» SET EXERCISE:
Pictures in the data below are not part of the copy; transcribe everything else exactly.

» DATA EXCERPTS:
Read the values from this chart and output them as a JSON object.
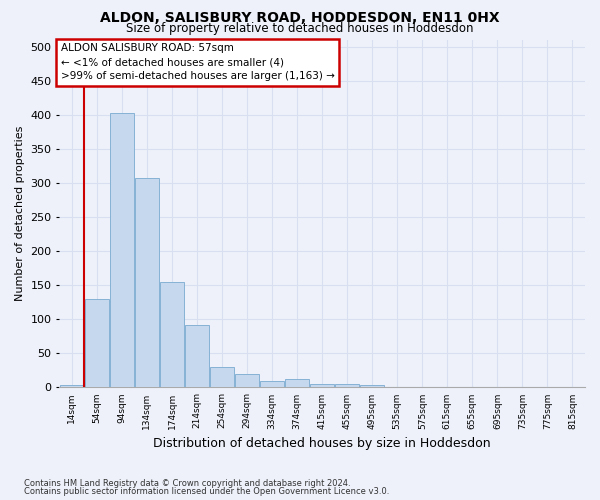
{
  "title": "ALDON, SALISBURY ROAD, HODDESDON, EN11 0HX",
  "subtitle": "Size of property relative to detached houses in Hoddesdon",
  "xlabel": "Distribution of detached houses by size in Hoddesdon",
  "ylabel": "Number of detached properties",
  "footnote1": "Contains HM Land Registry data © Crown copyright and database right 2024.",
  "footnote2": "Contains public sector information licensed under the Open Government Licence v3.0.",
  "bin_labels": [
    "14sqm",
    "54sqm",
    "94sqm",
    "134sqm",
    "174sqm",
    "214sqm",
    "254sqm",
    "294sqm",
    "334sqm",
    "374sqm",
    "415sqm",
    "455sqm",
    "495sqm",
    "535sqm",
    "575sqm",
    "615sqm",
    "655sqm",
    "695sqm",
    "735sqm",
    "775sqm",
    "815sqm"
  ],
  "bar_values": [
    4,
    130,
    403,
    308,
    155,
    92,
    30,
    20,
    10,
    13,
    5,
    5,
    3,
    0,
    0,
    1,
    0,
    0,
    0,
    0,
    0
  ],
  "bar_color": "#c5d8ee",
  "bar_edge_color": "#7aaad0",
  "highlight_color": "#cc0000",
  "annotation_title": "ALDON SALISBURY ROAD: 57sqm",
  "annotation_line2": "← <1% of detached houses are smaller (4)",
  "annotation_line3": ">99% of semi-detached houses are larger (1,163) →",
  "annotation_box_color": "#ffffff",
  "annotation_box_edge": "#cc0000",
  "grid_color": "#d8dff0",
  "bg_color": "#eef1fa",
  "ylim": [
    0,
    510
  ],
  "yticks": [
    0,
    50,
    100,
    150,
    200,
    250,
    300,
    350,
    400,
    450,
    500
  ]
}
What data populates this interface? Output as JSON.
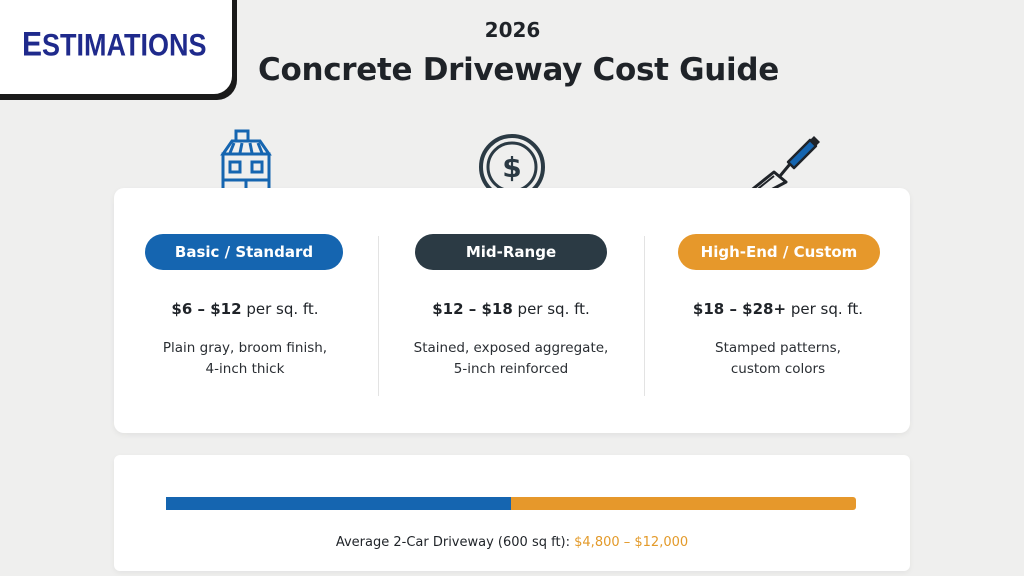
{
  "brand": {
    "logo_first": "E",
    "logo_rest": "STIMATIONS",
    "color": "#1f2a8c"
  },
  "header": {
    "year": "2026",
    "title": "Concrete Driveway Cost Guide"
  },
  "tiers": [
    {
      "label": "Basic / Standard",
      "price_range": "$6 – $12",
      "unit": " per sq. ft.",
      "desc_line1": "Plain gray, broom finish,",
      "desc_line2": "4-inch thick",
      "color": "#1565b0",
      "icon": "house-icon"
    },
    {
      "label": "Mid-Range",
      "price_range": "$12 – $18",
      "unit": " per sq. ft.",
      "desc_line1": "Stained, exposed aggregate,",
      "desc_line2": "5-inch reinforced",
      "color": "#2b3a44",
      "icon": "dollar-coin-icon"
    },
    {
      "label": "High-End / Custom",
      "price_range": "$18 – $28+",
      "unit": " per sq. ft.",
      "desc_line1": "Stamped patterns,",
      "desc_line2": "custom colors",
      "color": "#e6982b",
      "icon": "trowel-icon"
    }
  ],
  "average": {
    "label": "Average 2-Car Driveway (600 sq ft): ",
    "range": "$4,800 – $12,000",
    "bar_split_fraction": 0.5,
    "bar_colors": [
      "#1565b0",
      "#e6982b"
    ]
  }
}
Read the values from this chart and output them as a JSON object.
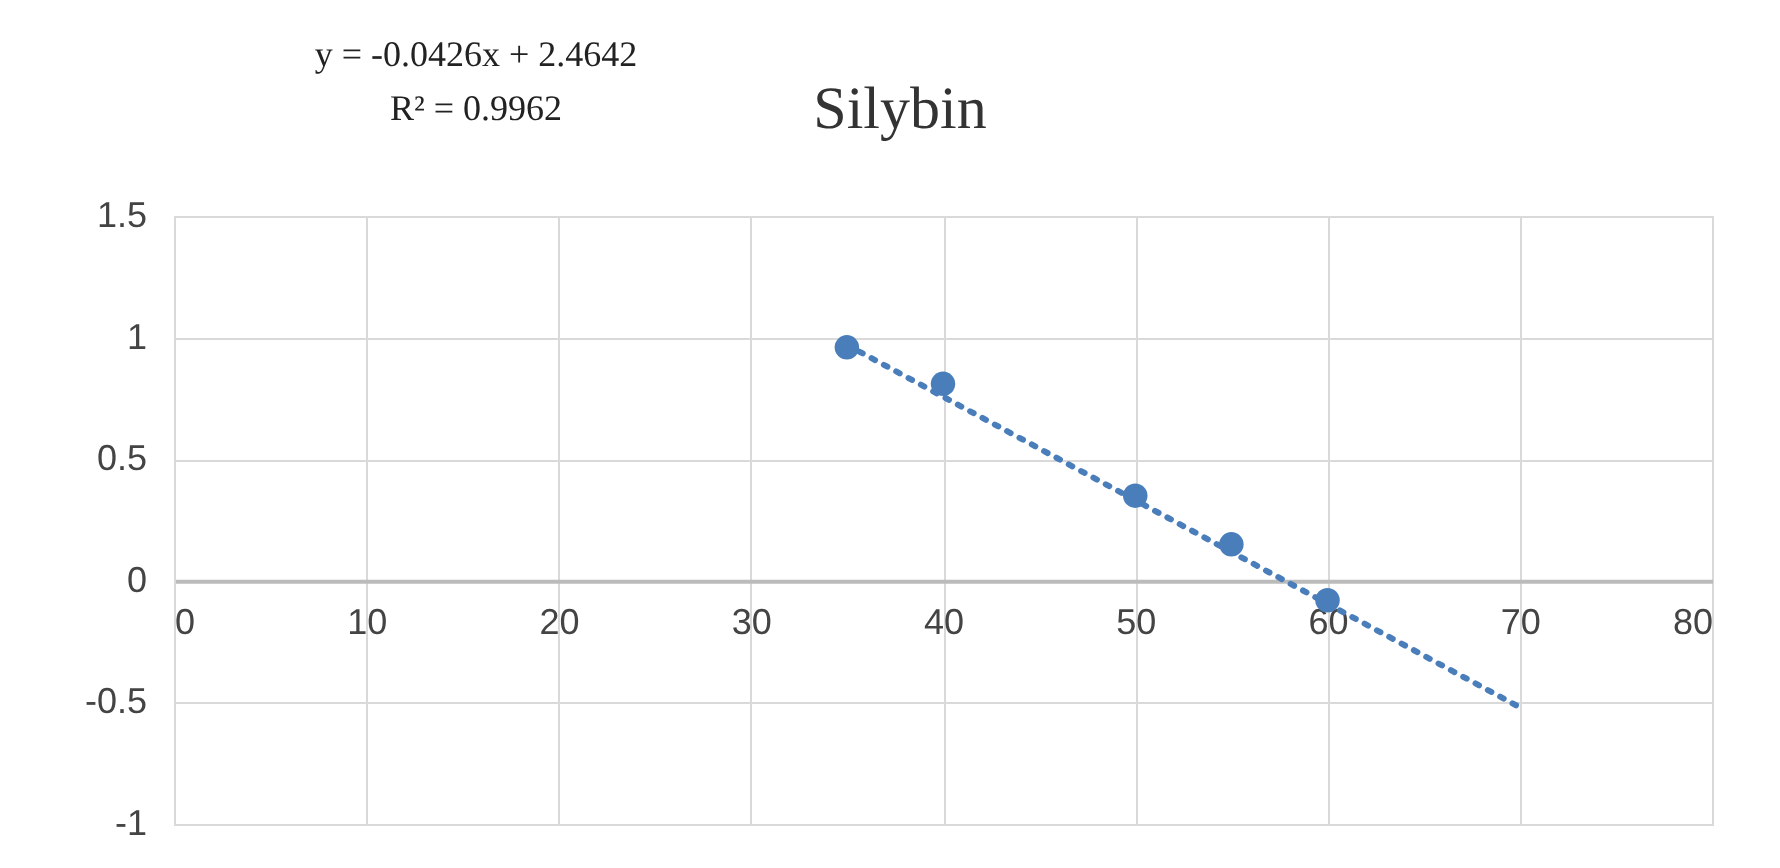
{
  "chart_data": {
    "type": "scatter",
    "title": "Silybin",
    "annotations": [
      "y = -0.0426x + 2.4642",
      "R² = 0.9962"
    ],
    "x": [
      35,
      40,
      50,
      55,
      60
    ],
    "series": [
      {
        "type": "scatter",
        "color": "#4a7ebb",
        "values": [
          0.96,
          0.81,
          0.35,
          0.15,
          -0.08
        ],
        "marker": "circle"
      },
      {
        "type": "line",
        "color": "#4a7ebb",
        "x": [
          35,
          70
        ],
        "values": [
          0.97,
          -0.52
        ],
        "line_style": "dotted"
      }
    ],
    "xlim": [
      0,
      80
    ],
    "xticks": [
      0,
      10,
      20,
      30,
      40,
      50,
      60,
      70,
      80
    ],
    "ylim": [
      -1,
      1.5
    ],
    "yticks": [
      -1,
      -0.5,
      0,
      0.5,
      1,
      1.5
    ],
    "grid": true
  }
}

» RESPONSE FOR THIS EXERCISE:
Read the values from this chart and output them as a JSON object.
{
  "title": "ALDON, SALISBURY ROAD, HODDESDON, EN11 0HX",
  "subtitle": "Size of property relative to detached houses in Hoddesdon",
  "xlabel": "Distribution of detached houses by size in Hoddesdon",
  "ylabel": "Number of detached properties",
  "footnote1": "Contains HM Land Registry data © Crown copyright and database right 2024.",
  "footnote2": "Contains public sector information licensed under the Open Government Licence v3.0.",
  "bin_labels": [
    "14sqm",
    "54sqm",
    "94sqm",
    "134sqm",
    "174sqm",
    "214sqm",
    "254sqm",
    "294sqm",
    "334sqm",
    "374sqm",
    "415sqm",
    "455sqm",
    "495sqm",
    "535sqm",
    "575sqm",
    "615sqm",
    "655sqm",
    "695sqm",
    "735sqm",
    "775sqm",
    "815sqm"
  ],
  "bar_values": [
    4,
    130,
    403,
    308,
    155,
    92,
    30,
    20,
    10,
    13,
    5,
    5,
    3,
    0,
    0,
    1,
    0,
    0,
    0,
    0,
    0
  ],
  "bar_color": "#c5d8ee",
  "bar_edge_color": "#7aaad0",
  "highlight_color": "#cc0000",
  "annotation_title": "ALDON SALISBURY ROAD: 57sqm",
  "annotation_line2": "← <1% of detached houses are smaller (4)",
  "annotation_line3": ">99% of semi-detached houses are larger (1,163) →",
  "annotation_box_color": "#ffffff",
  "annotation_box_edge": "#cc0000",
  "grid_color": "#d8dff0",
  "bg_color": "#eef1fa",
  "ylim": [
    0,
    510
  ],
  "yticks": [
    0,
    50,
    100,
    150,
    200,
    250,
    300,
    350,
    400,
    450,
    500
  ]
}
What data populates this interface? Output as JSON.
{
  "brand": {
    "logo_first": "E",
    "logo_rest": "STIMATIONS",
    "color": "#1f2a8c"
  },
  "header": {
    "year": "2026",
    "title": "Concrete Driveway Cost Guide"
  },
  "tiers": [
    {
      "label": "Basic / Standard",
      "price_range": "$6 – $12",
      "unit": " per sq. ft.",
      "desc_line1": "Plain gray, broom finish,",
      "desc_line2": "4-inch thick",
      "color": "#1565b0",
      "icon": "house-icon"
    },
    {
      "label": "Mid-Range",
      "price_range": "$12 – $18",
      "unit": " per sq. ft.",
      "desc_line1": "Stained, exposed aggregate,",
      "desc_line2": "5-inch reinforced",
      "color": "#2b3a44",
      "icon": "dollar-coin-icon"
    },
    {
      "label": "High-End / Custom",
      "price_range": "$18 – $28+",
      "unit": " per sq. ft.",
      "desc_line1": "Stamped patterns,",
      "desc_line2": "custom colors",
      "color": "#e6982b",
      "icon": "trowel-icon"
    }
  ],
  "average": {
    "label": "Average 2-Car Driveway (600 sq ft): ",
    "range": "$4,800 – $12,000",
    "bar_split_fraction": 0.5,
    "bar_colors": [
      "#1565b0",
      "#e6982b"
    ]
  }
}
Read the values from this chart and output them as a JSON object.
{
  "chart_data": {
    "type": "scatter",
    "title": "Silybin",
    "annotations": [
      "y = -0.0426x + 2.4642",
      "R² = 0.9962"
    ],
    "x": [
      35,
      40,
      50,
      55,
      60
    ],
    "series": [
      {
        "type": "scatter",
        "color": "#4a7ebb",
        "values": [
          0.96,
          0.81,
          0.35,
          0.15,
          -0.08
        ],
        "marker": "circle"
      },
      {
        "type": "line",
        "color": "#4a7ebb",
        "x": [
          35,
          70
        ],
        "values": [
          0.97,
          -0.52
        ],
        "line_style": "dotted"
      }
    ],
    "xlim": [
      0,
      80
    ],
    "xticks": [
      0,
      10,
      20,
      30,
      40,
      50,
      60,
      70,
      80
    ],
    "ylim": [
      -1,
      1.5
    ],
    "yticks": [
      -1,
      -0.5,
      0,
      0.5,
      1,
      1.5
    ],
    "grid": true
  }
}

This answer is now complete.